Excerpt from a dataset
^^^^^^^^^^^^^^^^

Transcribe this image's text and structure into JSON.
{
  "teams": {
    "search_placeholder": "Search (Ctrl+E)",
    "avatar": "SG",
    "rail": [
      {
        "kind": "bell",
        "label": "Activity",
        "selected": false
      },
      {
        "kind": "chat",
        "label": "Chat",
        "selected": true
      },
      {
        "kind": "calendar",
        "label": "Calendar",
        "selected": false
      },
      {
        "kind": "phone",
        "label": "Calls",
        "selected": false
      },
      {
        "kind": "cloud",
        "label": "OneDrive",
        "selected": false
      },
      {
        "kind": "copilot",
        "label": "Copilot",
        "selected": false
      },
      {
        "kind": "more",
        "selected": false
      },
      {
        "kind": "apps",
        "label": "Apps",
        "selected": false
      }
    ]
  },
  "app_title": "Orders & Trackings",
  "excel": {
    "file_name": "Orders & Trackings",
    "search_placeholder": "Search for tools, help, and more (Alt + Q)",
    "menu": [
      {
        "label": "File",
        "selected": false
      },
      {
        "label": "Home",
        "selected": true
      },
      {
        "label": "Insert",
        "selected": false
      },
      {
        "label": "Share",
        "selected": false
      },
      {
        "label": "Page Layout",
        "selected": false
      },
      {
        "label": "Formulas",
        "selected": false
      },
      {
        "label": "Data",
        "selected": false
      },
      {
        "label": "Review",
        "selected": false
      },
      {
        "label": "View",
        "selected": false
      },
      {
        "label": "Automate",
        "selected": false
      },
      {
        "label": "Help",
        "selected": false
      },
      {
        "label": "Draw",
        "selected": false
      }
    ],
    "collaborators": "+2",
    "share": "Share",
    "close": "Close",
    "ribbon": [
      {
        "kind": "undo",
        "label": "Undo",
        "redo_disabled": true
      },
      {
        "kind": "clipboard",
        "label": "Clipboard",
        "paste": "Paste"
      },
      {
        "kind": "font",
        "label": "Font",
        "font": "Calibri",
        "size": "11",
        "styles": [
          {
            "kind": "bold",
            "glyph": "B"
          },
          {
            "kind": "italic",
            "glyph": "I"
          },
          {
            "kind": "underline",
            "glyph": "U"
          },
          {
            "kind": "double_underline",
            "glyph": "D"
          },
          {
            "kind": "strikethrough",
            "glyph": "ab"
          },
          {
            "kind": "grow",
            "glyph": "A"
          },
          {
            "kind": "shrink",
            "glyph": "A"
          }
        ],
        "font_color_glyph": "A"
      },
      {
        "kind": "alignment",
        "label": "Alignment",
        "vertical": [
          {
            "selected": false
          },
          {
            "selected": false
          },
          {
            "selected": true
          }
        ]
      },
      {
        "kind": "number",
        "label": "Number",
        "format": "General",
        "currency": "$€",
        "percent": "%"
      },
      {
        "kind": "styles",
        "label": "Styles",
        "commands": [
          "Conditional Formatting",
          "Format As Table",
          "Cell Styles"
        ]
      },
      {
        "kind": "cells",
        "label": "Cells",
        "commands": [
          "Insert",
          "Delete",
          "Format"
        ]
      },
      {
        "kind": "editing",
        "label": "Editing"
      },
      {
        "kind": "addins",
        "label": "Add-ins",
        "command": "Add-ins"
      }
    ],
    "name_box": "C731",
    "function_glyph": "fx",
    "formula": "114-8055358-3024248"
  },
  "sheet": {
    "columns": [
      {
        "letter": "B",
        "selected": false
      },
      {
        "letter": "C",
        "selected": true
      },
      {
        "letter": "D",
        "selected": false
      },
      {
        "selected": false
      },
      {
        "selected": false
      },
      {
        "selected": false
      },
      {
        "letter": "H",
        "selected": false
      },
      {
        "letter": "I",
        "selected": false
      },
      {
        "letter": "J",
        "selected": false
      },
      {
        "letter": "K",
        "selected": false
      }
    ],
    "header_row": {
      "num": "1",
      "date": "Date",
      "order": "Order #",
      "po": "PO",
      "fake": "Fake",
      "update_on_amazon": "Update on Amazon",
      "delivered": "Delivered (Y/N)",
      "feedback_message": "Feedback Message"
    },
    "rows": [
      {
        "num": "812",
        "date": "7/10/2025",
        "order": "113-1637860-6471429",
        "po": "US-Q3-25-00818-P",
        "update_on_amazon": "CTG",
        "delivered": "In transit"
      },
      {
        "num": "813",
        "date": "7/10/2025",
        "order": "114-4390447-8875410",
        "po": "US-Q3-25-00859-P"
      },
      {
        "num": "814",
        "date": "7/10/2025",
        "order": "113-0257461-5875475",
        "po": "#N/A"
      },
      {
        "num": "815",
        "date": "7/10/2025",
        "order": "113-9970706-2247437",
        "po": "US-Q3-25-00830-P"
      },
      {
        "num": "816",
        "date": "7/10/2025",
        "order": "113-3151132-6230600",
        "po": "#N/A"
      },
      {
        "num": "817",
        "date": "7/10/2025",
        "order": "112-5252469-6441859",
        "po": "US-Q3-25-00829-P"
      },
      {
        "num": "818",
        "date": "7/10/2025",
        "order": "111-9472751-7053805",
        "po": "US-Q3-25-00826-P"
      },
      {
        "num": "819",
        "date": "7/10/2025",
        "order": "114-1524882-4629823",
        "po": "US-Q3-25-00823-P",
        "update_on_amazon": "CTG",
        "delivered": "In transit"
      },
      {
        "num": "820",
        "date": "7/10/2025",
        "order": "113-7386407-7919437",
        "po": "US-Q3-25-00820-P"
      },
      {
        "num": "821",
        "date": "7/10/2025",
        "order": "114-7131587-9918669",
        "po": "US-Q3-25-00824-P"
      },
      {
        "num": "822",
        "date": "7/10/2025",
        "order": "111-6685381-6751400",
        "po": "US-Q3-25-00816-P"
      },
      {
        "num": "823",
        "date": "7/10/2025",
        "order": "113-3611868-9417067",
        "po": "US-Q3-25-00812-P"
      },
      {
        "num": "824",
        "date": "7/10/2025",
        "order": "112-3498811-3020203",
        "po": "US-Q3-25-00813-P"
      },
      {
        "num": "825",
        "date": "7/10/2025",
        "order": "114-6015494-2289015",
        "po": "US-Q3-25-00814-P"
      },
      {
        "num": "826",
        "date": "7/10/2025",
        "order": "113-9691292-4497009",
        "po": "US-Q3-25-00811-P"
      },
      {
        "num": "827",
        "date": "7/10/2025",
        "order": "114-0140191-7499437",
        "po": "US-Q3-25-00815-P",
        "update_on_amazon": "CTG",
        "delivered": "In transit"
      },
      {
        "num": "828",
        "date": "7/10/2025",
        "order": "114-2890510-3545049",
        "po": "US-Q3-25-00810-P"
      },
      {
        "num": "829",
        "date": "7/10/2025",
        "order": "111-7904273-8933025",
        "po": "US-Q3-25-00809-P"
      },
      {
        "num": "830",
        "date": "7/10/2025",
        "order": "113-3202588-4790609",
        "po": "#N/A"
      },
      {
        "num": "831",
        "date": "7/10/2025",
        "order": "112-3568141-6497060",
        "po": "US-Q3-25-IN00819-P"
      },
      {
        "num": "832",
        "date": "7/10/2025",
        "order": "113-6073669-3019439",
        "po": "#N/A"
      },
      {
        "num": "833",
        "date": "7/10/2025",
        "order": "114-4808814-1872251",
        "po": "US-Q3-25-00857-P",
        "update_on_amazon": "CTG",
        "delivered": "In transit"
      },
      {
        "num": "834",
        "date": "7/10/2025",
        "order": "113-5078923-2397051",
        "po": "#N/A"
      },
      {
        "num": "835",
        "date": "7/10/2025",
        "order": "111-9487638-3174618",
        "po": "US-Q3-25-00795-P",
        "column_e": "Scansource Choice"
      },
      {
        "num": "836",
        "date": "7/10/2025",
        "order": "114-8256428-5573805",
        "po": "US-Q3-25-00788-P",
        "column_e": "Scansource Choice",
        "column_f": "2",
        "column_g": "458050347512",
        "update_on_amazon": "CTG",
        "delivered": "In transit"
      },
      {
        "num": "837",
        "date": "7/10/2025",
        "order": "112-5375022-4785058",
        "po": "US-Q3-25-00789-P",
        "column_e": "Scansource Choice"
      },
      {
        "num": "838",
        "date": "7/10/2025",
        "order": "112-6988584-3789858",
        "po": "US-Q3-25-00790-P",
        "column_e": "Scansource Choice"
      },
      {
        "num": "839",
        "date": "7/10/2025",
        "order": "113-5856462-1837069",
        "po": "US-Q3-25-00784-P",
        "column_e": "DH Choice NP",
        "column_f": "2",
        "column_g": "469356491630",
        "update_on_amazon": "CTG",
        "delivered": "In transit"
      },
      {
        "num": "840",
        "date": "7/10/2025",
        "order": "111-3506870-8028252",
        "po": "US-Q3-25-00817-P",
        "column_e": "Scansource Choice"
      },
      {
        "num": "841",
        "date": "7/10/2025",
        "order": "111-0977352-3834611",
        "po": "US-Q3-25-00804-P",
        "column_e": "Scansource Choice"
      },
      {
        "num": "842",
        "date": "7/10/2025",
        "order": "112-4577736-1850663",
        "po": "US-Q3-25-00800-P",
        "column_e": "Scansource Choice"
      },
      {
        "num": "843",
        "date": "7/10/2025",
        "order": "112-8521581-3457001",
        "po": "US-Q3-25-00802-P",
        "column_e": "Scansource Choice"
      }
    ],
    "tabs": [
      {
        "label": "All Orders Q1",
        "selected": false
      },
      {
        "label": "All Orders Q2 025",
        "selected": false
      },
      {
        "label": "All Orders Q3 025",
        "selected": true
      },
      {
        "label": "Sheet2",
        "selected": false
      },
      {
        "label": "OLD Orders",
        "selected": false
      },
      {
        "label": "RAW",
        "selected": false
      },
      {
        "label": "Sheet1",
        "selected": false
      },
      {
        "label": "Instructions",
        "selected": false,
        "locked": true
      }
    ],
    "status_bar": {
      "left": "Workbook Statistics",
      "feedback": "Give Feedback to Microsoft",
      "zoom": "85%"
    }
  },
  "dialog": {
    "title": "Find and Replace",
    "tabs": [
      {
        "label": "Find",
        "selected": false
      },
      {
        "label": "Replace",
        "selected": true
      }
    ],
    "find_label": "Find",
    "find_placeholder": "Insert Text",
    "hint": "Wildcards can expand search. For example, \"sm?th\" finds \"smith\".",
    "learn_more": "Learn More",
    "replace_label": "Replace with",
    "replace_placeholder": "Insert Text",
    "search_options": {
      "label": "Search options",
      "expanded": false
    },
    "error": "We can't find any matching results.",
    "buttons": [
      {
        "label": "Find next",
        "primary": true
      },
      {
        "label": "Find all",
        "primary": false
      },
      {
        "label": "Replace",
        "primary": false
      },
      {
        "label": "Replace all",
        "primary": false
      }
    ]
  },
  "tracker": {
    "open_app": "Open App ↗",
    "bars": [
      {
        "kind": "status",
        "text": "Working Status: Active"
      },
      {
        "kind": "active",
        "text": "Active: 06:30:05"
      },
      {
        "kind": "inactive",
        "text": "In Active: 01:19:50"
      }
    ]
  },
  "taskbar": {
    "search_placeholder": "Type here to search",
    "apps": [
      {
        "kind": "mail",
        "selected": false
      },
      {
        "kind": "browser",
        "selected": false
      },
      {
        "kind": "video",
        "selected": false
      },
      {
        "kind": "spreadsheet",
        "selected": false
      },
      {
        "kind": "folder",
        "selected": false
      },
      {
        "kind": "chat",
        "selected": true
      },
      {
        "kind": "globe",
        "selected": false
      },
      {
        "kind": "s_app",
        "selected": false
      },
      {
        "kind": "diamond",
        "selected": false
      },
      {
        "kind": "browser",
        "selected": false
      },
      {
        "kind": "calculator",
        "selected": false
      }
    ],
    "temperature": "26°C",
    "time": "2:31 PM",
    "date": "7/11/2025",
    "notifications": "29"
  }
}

^^^^^^^^^^^^^^^^

YOUR GOAL:
Gather from the entries above all lines that include the string "Feedback".

PROBLEM SOLUTION:
      "feedback_message": "Feedback Message"
      "feedback": "Give Feedback to Microsoft",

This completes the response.